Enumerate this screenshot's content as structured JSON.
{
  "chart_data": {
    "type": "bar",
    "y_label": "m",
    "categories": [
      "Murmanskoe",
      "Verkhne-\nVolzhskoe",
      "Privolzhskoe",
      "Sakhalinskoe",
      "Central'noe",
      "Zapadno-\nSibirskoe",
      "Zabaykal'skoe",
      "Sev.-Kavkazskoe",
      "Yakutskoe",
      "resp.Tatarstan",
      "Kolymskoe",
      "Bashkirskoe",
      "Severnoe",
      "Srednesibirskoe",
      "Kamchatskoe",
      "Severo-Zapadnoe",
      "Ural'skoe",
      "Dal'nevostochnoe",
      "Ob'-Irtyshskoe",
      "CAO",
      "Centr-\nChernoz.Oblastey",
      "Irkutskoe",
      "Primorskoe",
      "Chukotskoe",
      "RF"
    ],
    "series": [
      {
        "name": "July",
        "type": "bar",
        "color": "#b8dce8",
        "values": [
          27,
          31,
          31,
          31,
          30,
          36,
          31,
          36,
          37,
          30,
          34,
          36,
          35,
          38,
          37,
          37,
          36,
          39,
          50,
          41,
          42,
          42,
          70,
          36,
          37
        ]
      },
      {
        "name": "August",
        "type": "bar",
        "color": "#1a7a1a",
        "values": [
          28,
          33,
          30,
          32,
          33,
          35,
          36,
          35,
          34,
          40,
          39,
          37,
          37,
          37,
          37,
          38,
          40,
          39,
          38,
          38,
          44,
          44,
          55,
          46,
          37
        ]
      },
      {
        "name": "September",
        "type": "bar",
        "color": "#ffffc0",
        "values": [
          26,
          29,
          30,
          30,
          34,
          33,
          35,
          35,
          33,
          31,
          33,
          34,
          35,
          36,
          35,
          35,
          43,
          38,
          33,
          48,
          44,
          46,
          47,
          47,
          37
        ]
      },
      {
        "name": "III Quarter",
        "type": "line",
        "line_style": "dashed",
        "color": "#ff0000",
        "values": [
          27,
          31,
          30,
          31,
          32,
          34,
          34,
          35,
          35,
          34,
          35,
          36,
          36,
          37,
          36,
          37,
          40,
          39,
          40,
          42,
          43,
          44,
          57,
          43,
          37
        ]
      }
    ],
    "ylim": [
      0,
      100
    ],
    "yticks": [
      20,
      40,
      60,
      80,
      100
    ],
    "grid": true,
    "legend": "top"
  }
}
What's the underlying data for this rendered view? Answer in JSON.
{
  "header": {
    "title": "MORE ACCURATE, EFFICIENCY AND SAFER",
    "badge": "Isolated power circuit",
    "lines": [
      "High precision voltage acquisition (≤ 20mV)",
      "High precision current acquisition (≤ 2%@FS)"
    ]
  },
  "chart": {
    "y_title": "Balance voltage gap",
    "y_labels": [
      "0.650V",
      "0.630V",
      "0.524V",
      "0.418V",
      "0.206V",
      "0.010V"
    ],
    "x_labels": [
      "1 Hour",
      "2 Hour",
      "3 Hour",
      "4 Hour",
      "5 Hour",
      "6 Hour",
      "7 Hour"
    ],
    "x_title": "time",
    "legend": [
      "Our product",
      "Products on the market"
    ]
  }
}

→ TASK:
Reproduce the entries above in full by retyping them exactly.

→ OUTPUT BELOW:
Enumerate this screenshot's content as structured JSON.
{
  "chart_data": {
    "type": "bar",
    "y_label": "m",
    "categories": [
      "Murmanskoe",
      "Verkhne-\nVolzhskoe",
      "Privolzhskoe",
      "Sakhalinskoe",
      "Central'noe",
      "Zapadno-\nSibirskoe",
      "Zabaykal'skoe",
      "Sev.-Kavkazskoe",
      "Yakutskoe",
      "resp.Tatarstan",
      "Kolymskoe",
      "Bashkirskoe",
      "Severnoe",
      "Srednesibirskoe",
      "Kamchatskoe",
      "Severo-Zapadnoe",
      "Ural'skoe",
      "Dal'nevostochnoe",
      "Ob'-Irtyshskoe",
      "CAO",
      "Centr-\nChernoz.Oblastey",
      "Irkutskoe",
      "Primorskoe",
      "Chukotskoe",
      "RF"
    ],
    "series": [
      {
        "name": "July",
        "type": "bar",
        "color": "#b8dce8",
        "values": [
          27,
          31,
          31,
          31,
          30,
          36,
          31,
          36,
          37,
          30,
          34,
          36,
          35,
          38,
          37,
          37,
          36,
          39,
          50,
          41,
          42,
          42,
          70,
          36,
          37
        ]
      },
      {
        "name": "August",
        "type": "bar",
        "color": "#1a7a1a",
        "values": [
          28,
          33,
          30,
          32,
          33,
          35,
          36,
          35,
          34,
          40,
          39,
          37,
          37,
          37,
          37,
          38,
          40,
          39,
          38,
          38,
          44,
          44,
          55,
          46,
          37
        ]
      },
      {
        "name": "September",
        "type": "bar",
        "color": "#ffffc0",
        "values": [
          26,
          29,
          30,
          30,
          34,
          33,
          35,
          35,
          33,
          31,
          33,
          34,
          35,
          36,
          35,
          35,
          43,
          38,
          33,
          48,
          44,
          46,
          47,
          47,
          37
        ]
      },
      {
        "name": "III Quarter",
        "type": "line",
        "line_style": "dashed",
        "color": "#ff0000",
        "values": [
          27,
          31,
          30,
          31,
          32,
          34,
          34,
          35,
          35,
          34,
          35,
          36,
          36,
          37,
          36,
          37,
          40,
          39,
          40,
          42,
          43,
          44,
          57,
          43,
          37
        ]
      }
    ],
    "ylim": [
      0,
      100
    ],
    "yticks": [
      20,
      40,
      60,
      80,
      100
    ],
    "grid": true,
    "legend": "top"
  }
}
What's the underlying data for this rendered view? Answer in JSON.
{
  "header": {
    "title": "MORE ACCURATE, EFFICIENCY AND SAFER",
    "badge": "Isolated power circuit",
    "lines": [
      "High precision voltage acquisition (≤ 20mV)",
      "High precision current acquisition (≤ 2%@FS)"
    ]
  },
  "chart": {
    "y_title": "Balance voltage gap",
    "y_labels": [
      "0.650V",
      "0.630V",
      "0.524V",
      "0.418V",
      "0.206V",
      "0.010V"
    ],
    "x_labels": [
      "1 Hour",
      "2 Hour",
      "3 Hour",
      "4 Hour",
      "5 Hour",
      "6 Hour",
      "7 Hour"
    ],
    "x_title": "time",
    "legend": [
      "Our product",
      "Products on the market"
    ]
  }
}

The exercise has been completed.